* Text section
## Begin

A Republican candidate for Kentucky secretary of state has apologized after suggesting he’d like to use US Rep. John Yarmuth as target practice.
“I’m so proud of my @NRA rating, I’ll wear it on my chest,” Yarmuth, a Kentucky Democrat, posted on Twitter Monday, along with a picture of him wearing a “F” pin showing his rating from the National Rifle Association.
Carl Nett, whose campaign website says he’s a former US Secret Service agent and CIA contractor, replied that Yarmuth should move the pin “over just a bit.”
“I was trained center mass,” he added, referring to the law enforcement tactic to hit a suspect’s vital organs. Nett has since deleted the tweet.
After receiving backlash from Democrats and Republicans in his state, Nett later apologized on Twitter.
“To the extent that anyone, including and most especially Congressman Yarmuth or members of his family, felt sincerely threatened or even offended by today’s social media post, I offer my sincere apology to them,” he wrote.
The Kentucky Democratic Party Chair Ben Self slammed Nett’s comments as “not only alarming but terribly offensive given the numerous shootings including on in Great Mills, Maryland today.”

## End

* Recorded information
## Begin

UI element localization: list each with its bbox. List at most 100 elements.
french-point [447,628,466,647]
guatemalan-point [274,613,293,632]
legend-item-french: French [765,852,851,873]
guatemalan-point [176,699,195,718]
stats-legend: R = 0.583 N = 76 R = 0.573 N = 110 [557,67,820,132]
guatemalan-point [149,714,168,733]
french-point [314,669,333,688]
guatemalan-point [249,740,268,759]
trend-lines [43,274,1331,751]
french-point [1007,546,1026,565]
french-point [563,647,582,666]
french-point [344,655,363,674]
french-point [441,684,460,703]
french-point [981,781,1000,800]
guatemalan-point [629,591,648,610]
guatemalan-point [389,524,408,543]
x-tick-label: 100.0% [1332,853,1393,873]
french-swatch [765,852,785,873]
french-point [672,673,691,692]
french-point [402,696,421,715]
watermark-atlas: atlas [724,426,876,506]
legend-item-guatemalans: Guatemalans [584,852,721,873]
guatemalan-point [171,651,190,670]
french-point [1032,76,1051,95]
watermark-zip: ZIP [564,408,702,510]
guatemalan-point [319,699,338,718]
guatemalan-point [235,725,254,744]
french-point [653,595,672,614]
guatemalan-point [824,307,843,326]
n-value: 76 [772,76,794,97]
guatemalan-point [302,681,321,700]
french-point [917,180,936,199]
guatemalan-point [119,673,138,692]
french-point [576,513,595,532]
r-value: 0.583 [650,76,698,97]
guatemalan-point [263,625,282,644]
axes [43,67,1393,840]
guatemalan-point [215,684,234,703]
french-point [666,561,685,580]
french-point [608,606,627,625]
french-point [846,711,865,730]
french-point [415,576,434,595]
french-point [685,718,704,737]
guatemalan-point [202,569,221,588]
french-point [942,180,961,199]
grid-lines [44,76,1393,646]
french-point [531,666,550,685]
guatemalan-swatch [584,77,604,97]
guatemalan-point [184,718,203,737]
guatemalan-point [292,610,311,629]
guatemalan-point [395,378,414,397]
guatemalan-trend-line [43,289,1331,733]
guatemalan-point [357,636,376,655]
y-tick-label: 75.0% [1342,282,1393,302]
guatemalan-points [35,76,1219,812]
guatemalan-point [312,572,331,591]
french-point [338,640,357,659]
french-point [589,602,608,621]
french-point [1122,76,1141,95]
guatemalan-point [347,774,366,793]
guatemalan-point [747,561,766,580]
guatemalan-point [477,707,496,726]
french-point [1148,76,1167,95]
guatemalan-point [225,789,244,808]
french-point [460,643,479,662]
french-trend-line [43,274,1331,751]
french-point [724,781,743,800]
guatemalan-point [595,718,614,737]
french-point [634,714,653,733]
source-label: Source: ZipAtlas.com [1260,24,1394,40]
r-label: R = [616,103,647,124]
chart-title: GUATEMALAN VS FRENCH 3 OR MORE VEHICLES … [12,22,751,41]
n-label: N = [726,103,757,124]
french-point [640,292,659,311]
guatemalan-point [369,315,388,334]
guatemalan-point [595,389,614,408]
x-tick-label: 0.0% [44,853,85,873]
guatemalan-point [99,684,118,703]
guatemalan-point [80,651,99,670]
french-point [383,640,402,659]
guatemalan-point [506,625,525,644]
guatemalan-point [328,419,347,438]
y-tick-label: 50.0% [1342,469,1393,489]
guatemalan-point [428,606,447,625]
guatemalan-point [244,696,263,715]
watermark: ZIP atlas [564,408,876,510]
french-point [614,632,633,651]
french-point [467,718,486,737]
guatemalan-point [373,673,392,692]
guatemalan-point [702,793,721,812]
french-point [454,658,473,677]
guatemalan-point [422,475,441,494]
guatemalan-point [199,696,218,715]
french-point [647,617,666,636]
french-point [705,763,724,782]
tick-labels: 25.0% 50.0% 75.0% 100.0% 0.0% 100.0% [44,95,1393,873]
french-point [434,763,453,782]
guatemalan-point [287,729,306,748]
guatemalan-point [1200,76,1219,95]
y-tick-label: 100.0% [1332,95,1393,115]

## End

* Exercise prompt
Continue the news article about Carl Nett's tweet aimed at John Yarmuth, starting right after its final sentence. The listing is independent material and has no connection to the news article.

* The result
The Louisville GOP condemned Nett’s comments and called it “especially disturbing in light of recent attacks on Rep. Steve Scalise (R-LA) and our own Senator Rand Paul.”
The Scott County GOP wrote on Twitter that it “will not tolerate, in any form, a suggestion or even a hint of violence against anyone” and rescinded its invitation for Nett to speak at an event Tuesday, according to the Louisville Courier Journal.
Before he apologized, Nett had initially responded that he protected Democrats like Barack Obama and the Clintons even though “I voted for none of them.”
“I would have DIED for any of them. My oath is to the Constitution. ALL politicians should keep that oath, first and foremost,” he wrote.
Nett later said he recognized his “attempt to be clever was far from clever.”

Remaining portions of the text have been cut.